What you will do
Images must not appear in your copy; reproduce every other part of the records exactly.

Data supplied

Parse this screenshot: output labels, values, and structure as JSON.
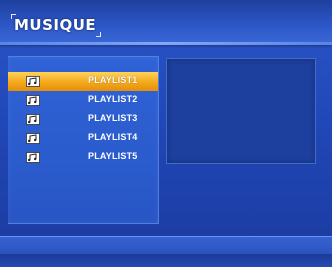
{
  "header": {
    "title": "MUSIQUE"
  },
  "playlists": {
    "items": [
      {
        "label": "PLAYLIST1",
        "selected": true,
        "icon": "music-folder-icon"
      },
      {
        "label": "PLAYLIST2",
        "selected": false,
        "icon": "music-folder-icon"
      },
      {
        "label": "PLAYLIST3",
        "selected": false,
        "icon": "music-folder-icon"
      },
      {
        "label": "PLAYLIST4",
        "selected": false,
        "icon": "music-folder-icon"
      },
      {
        "label": "PLAYLIST5",
        "selected": false,
        "icon": "music-folder-icon"
      }
    ]
  },
  "colors": {
    "background": "#2148b8",
    "selection": "#f3a81c",
    "preview_panel": "#1d3f9d"
  }
}
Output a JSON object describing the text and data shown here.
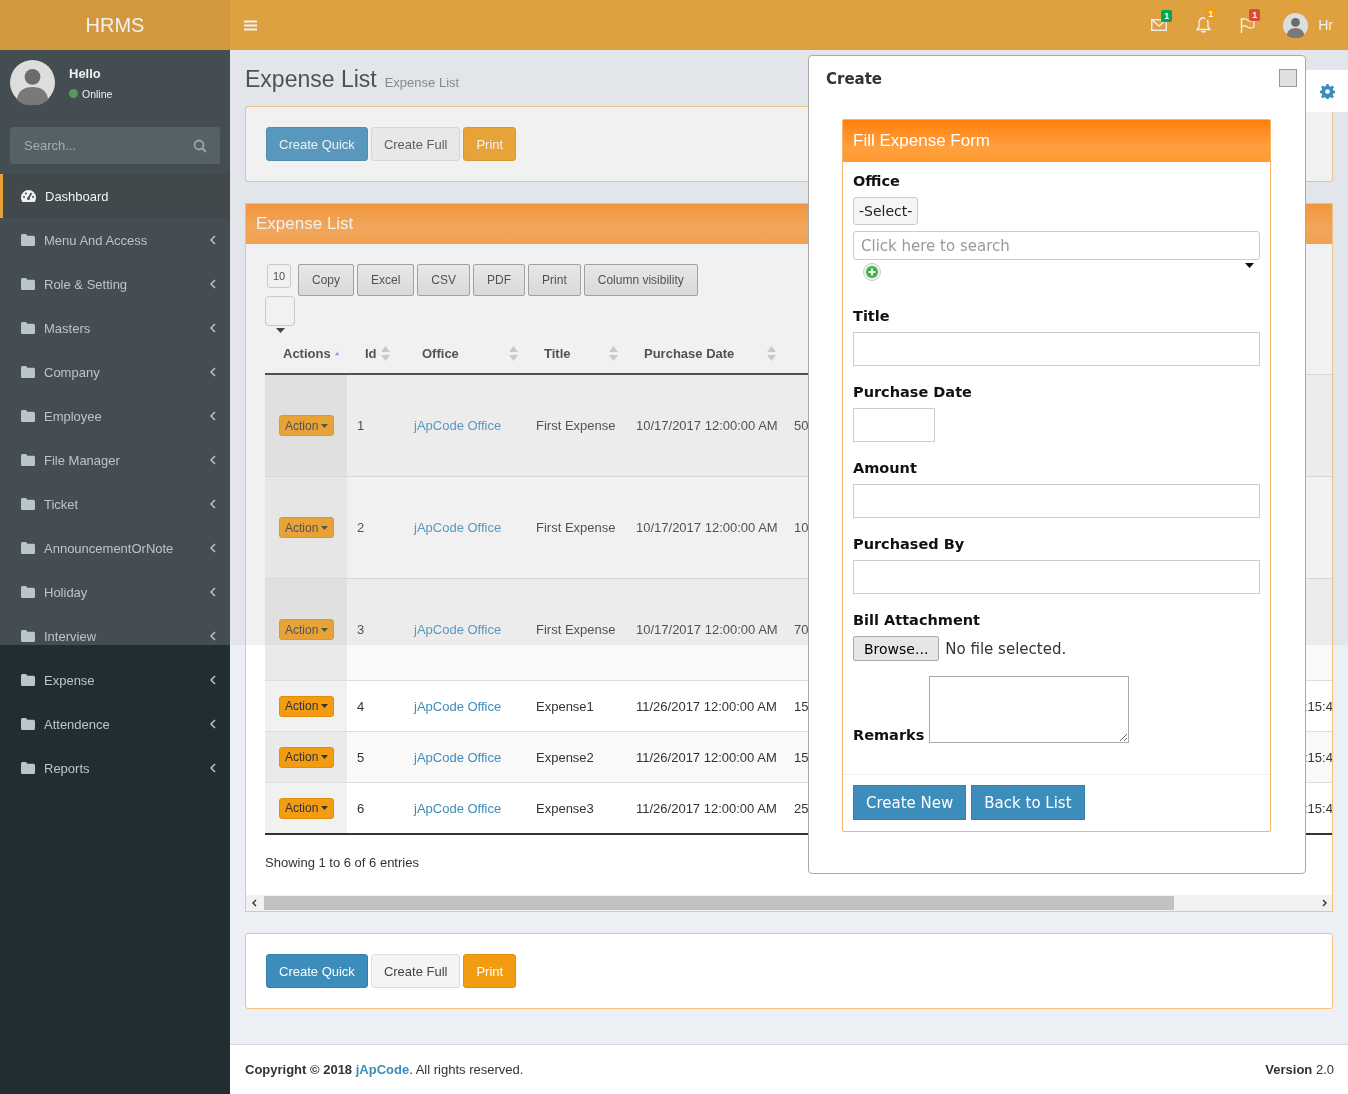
{
  "brand": "HRMS",
  "topbar": {
    "notifications": [
      {
        "kind": "mail",
        "count": "1",
        "color": "#00a65a"
      },
      {
        "kind": "bell",
        "count": "1",
        "color": "#f39c12"
      },
      {
        "kind": "flag",
        "count": "1",
        "color": "#dd4b39"
      }
    ],
    "user": "Hr"
  },
  "sidebar": {
    "greeting": "Hello",
    "status": "Online",
    "search_placeholder": "Search...",
    "items": [
      {
        "label": "Dashboard",
        "kind": "dashboard",
        "selected": true,
        "expandable": false
      },
      {
        "label": "Menu And Access",
        "kind": "folder",
        "selected": false,
        "expandable": true
      },
      {
        "label": "Role & Setting",
        "kind": "folder",
        "selected": false,
        "expandable": true
      },
      {
        "label": "Masters",
        "kind": "folder",
        "selected": false,
        "expandable": true
      },
      {
        "label": "Company",
        "kind": "folder",
        "selected": false,
        "expandable": true
      },
      {
        "label": "Employee",
        "kind": "folder",
        "selected": false,
        "expandable": true
      },
      {
        "label": "File Manager",
        "kind": "folder",
        "selected": false,
        "expandable": true
      },
      {
        "label": "Ticket",
        "kind": "folder",
        "selected": false,
        "expandable": true
      },
      {
        "label": "AnnouncementOrNote",
        "kind": "folder",
        "selected": false,
        "expandable": true
      },
      {
        "label": "Holiday",
        "kind": "folder",
        "selected": false,
        "expandable": true
      },
      {
        "label": "Interview",
        "kind": "folder",
        "selected": false,
        "expandable": true
      },
      {
        "label": "Expense",
        "kind": "folder",
        "selected": false,
        "expandable": true
      },
      {
        "label": "Attendence",
        "kind": "folder",
        "selected": false,
        "expandable": true
      },
      {
        "label": "Reports",
        "kind": "folder",
        "selected": false,
        "expandable": true
      }
    ]
  },
  "page": {
    "title": "Expense List",
    "subtitle": "Expense List"
  },
  "top_buttons": [
    {
      "label": "Create Quick",
      "kind": "primary"
    },
    {
      "label": "Create Full",
      "kind": "default"
    },
    {
      "label": "Print",
      "kind": "warning"
    }
  ],
  "expense_panel": {
    "title": "Expense List",
    "page_length": "10",
    "export_buttons": [
      "Copy",
      "Excel",
      "CSV",
      "PDF",
      "Print",
      "Column visibility"
    ],
    "columns": [
      {
        "label": "Actions",
        "sorted": true
      },
      {
        "label": "Id",
        "sorted": false
      },
      {
        "label": "Office",
        "sorted": false
      },
      {
        "label": "Title",
        "sorted": false
      },
      {
        "label": "Purchase Date",
        "sorted": false
      }
    ],
    "rows": [
      {
        "kind": "tall",
        "cells": [
          "Action",
          "1",
          "jApCode Office",
          "First Expense",
          "10/17/2017 12:00:00 AM",
          "50"
        ]
      },
      {
        "kind": "tall",
        "cells": [
          "Action",
          "2",
          "jApCode Office",
          "First Expense",
          "10/17/2017 12:00:00 AM",
          "10"
        ]
      },
      {
        "kind": "tall",
        "cells": [
          "Action",
          "3",
          "jApCode Office",
          "First Expense",
          "10/17/2017 12:00:00 AM",
          "70"
        ]
      },
      {
        "kind": "normal",
        "cells": [
          "Action",
          "4",
          "jApCode Office",
          "Expense1",
          "11/26/2017 12:00:00 AM",
          "15",
          "",
          ":15:4"
        ]
      },
      {
        "kind": "normal",
        "cells": [
          "Action",
          "5",
          "jApCode Office",
          "Expense2",
          "11/26/2017 12:00:00 AM",
          "15",
          "",
          ":15:4"
        ]
      },
      {
        "kind": "normal",
        "cells": [
          "Action",
          "6",
          "jApCode Office",
          "Expense3",
          "11/26/2017 12:00:00 AM",
          "25",
          "",
          ":15:4"
        ]
      }
    ],
    "info": "Showing 1 to 6 of 6 entries"
  },
  "bottom_buttons": [
    {
      "label": "Create Quick",
      "kind": "primary"
    },
    {
      "label": "Create Full",
      "kind": "default"
    },
    {
      "label": "Print",
      "kind": "warning"
    }
  ],
  "modal": {
    "title": "Create",
    "panel_title": "Fill Expense Form",
    "office": {
      "label": "Office",
      "select": "-Select-",
      "search_placeholder": "Click here to search"
    },
    "fields": [
      {
        "label": "Title",
        "kind": "text"
      },
      {
        "label": "Purchase Date",
        "kind": "date"
      },
      {
        "label": "Amount",
        "kind": "text"
      },
      {
        "label": "Purchased By",
        "kind": "text"
      },
      {
        "label": "Bill Attachment",
        "kind": "file",
        "button": "Browse...",
        "value": "No file selected."
      },
      {
        "label": "Remarks",
        "kind": "textarea"
      }
    ],
    "buttons": [
      "Create New",
      "Back to List"
    ]
  },
  "footer": {
    "copyright": "**Copyright © 2018**",
    "link": "jApCode",
    "rest": ". All rights reserved.",
    "version": "**Version** 2.0"
  }
}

Task output
Parse this screenshot: output labels, values, and structure as JSON.
{
  "header": {
    "title": "MUSIQUE"
  },
  "playlists": {
    "items": [
      {
        "label": "PLAYLIST1",
        "selected": true,
        "icon": "music-folder-icon"
      },
      {
        "label": "PLAYLIST2",
        "selected": false,
        "icon": "music-folder-icon"
      },
      {
        "label": "PLAYLIST3",
        "selected": false,
        "icon": "music-folder-icon"
      },
      {
        "label": "PLAYLIST4",
        "selected": false,
        "icon": "music-folder-icon"
      },
      {
        "label": "PLAYLIST5",
        "selected": false,
        "icon": "music-folder-icon"
      }
    ]
  },
  "colors": {
    "background": "#2148b8",
    "selection": "#f3a81c",
    "preview_panel": "#1d3f9d"
  }
}
Output a JSON object describing the text and data shown here.
{
  "brand": "HRMS",
  "topbar": {
    "notifications": [
      {
        "kind": "mail",
        "count": "1",
        "color": "#00a65a"
      },
      {
        "kind": "bell",
        "count": "1",
        "color": "#f39c12"
      },
      {
        "kind": "flag",
        "count": "1",
        "color": "#dd4b39"
      }
    ],
    "user": "Hr"
  },
  "sidebar": {
    "greeting": "Hello",
    "status": "Online",
    "search_placeholder": "Search...",
    "items": [
      {
        "label": "Dashboard",
        "kind": "dashboard",
        "selected": true,
        "expandable": false
      },
      {
        "label": "Menu And Access",
        "kind": "folder",
        "selected": false,
        "expandable": true
      },
      {
        "label": "Role & Setting",
        "kind": "folder",
        "selected": false,
        "expandable": true
      },
      {
        "label": "Masters",
        "kind": "folder",
        "selected": false,
        "expandable": true
      },
      {
        "label": "Company",
        "kind": "folder",
        "selected": false,
        "expandable": true
      },
      {
        "label": "Employee",
        "kind": "folder",
        "selected": false,
        "expandable": true
      },
      {
        "label": "File Manager",
        "kind": "folder",
        "selected": false,
        "expandable": true
      },
      {
        "label": "Ticket",
        "kind": "folder",
        "selected": false,
        "expandable": true
      },
      {
        "label": "AnnouncementOrNote",
        "kind": "folder",
        "selected": false,
        "expandable": true
      },
      {
        "label": "Holiday",
        "kind": "folder",
        "selected": false,
        "expandable": true
      },
      {
        "label": "Interview",
        "kind": "folder",
        "selected": false,
        "expandable": true
      },
      {
        "label": "Expense",
        "kind": "folder",
        "selected": false,
        "expandable": true
      },
      {
        "label": "Attendence",
        "kind": "folder",
        "selected": false,
        "expandable": true
      },
      {
        "label": "Reports",
        "kind": "folder",
        "selected": false,
        "expandable": true
      }
    ]
  },
  "page": {
    "title": "Expense List",
    "subtitle": "Expense List"
  },
  "top_buttons": [
    {
      "label": "Create Quick",
      "kind": "primary"
    },
    {
      "label": "Create Full",
      "kind": "default"
    },
    {
      "label": "Print",
      "kind": "warning"
    }
  ],
  "expense_panel": {
    "title": "Expense List",
    "page_length": "10",
    "export_buttons": [
      "Copy",
      "Excel",
      "CSV",
      "PDF",
      "Print",
      "Column visibility"
    ],
    "columns": [
      {
        "label": "Actions",
        "sorted": true
      },
      {
        "label": "Id",
        "sorted": false
      },
      {
        "label": "Office",
        "sorted": false
      },
      {
        "label": "Title",
        "sorted": false
      },
      {
        "label": "Purchase Date",
        "sorted": false
      }
    ],
    "rows": [
      {
        "kind": "tall",
        "cells": [
          "Action",
          "1",
          "jApCode Office",
          "First Expense",
          "10/17/2017 12:00:00 AM",
          "50"
        ]
      },
      {
        "kind": "tall",
        "cells": [
          "Action",
          "2",
          "jApCode Office",
          "First Expense",
          "10/17/2017 12:00:00 AM",
          "10"
        ]
      },
      {
        "kind": "tall",
        "cells": [
          "Action",
          "3",
          "jApCode Office",
          "First Expense",
          "10/17/2017 12:00:00 AM",
          "70"
        ]
      },
      {
        "kind": "normal",
        "cells": [
          "Action",
          "4",
          "jApCode Office",
          "Expense1",
          "11/26/2017 12:00:00 AM",
          "15",
          "",
          ":15:4"
        ]
      },
      {
        "kind": "normal",
        "cells": [
          "Action",
          "5",
          "jApCode Office",
          "Expense2",
          "11/26/2017 12:00:00 AM",
          "15",
          "",
          ":15:4"
        ]
      },
      {
        "kind": "normal",
        "cells": [
          "Action",
          "6",
          "jApCode Office",
          "Expense3",
          "11/26/2017 12:00:00 AM",
          "25",
          "",
          ":15:4"
        ]
      }
    ],
    "info": "Showing 1 to 6 of 6 entries"
  },
  "bottom_buttons": [
    {
      "label": "Create Quick",
      "kind": "primary"
    },
    {
      "label": "Create Full",
      "kind": "default"
    },
    {
      "label": "Print",
      "kind": "warning"
    }
  ],
  "modal": {
    "title": "Create",
    "panel_title": "Fill Expense Form",
    "office": {
      "label": "Office",
      "select": "-Select-",
      "search_placeholder": "Click here to search"
    },
    "fields": [
      {
        "label": "Title",
        "kind": "text"
      },
      {
        "label": "Purchase Date",
        "kind": "date"
      },
      {
        "label": "Amount",
        "kind": "text"
      },
      {
        "label": "Purchased By",
        "kind": "text"
      },
      {
        "label": "Bill Attachment",
        "kind": "file",
        "button": "Browse...",
        "value": "No file selected."
      },
      {
        "label": "Remarks",
        "kind": "textarea"
      }
    ],
    "buttons": [
      "Create New",
      "Back to List"
    ]
  },
  "footer": {
    "copyright": "**Copyright © 2018**",
    "link": "jApCode",
    "rest": ". All rights reserved.",
    "version": "**Version** 2.0"
  }
}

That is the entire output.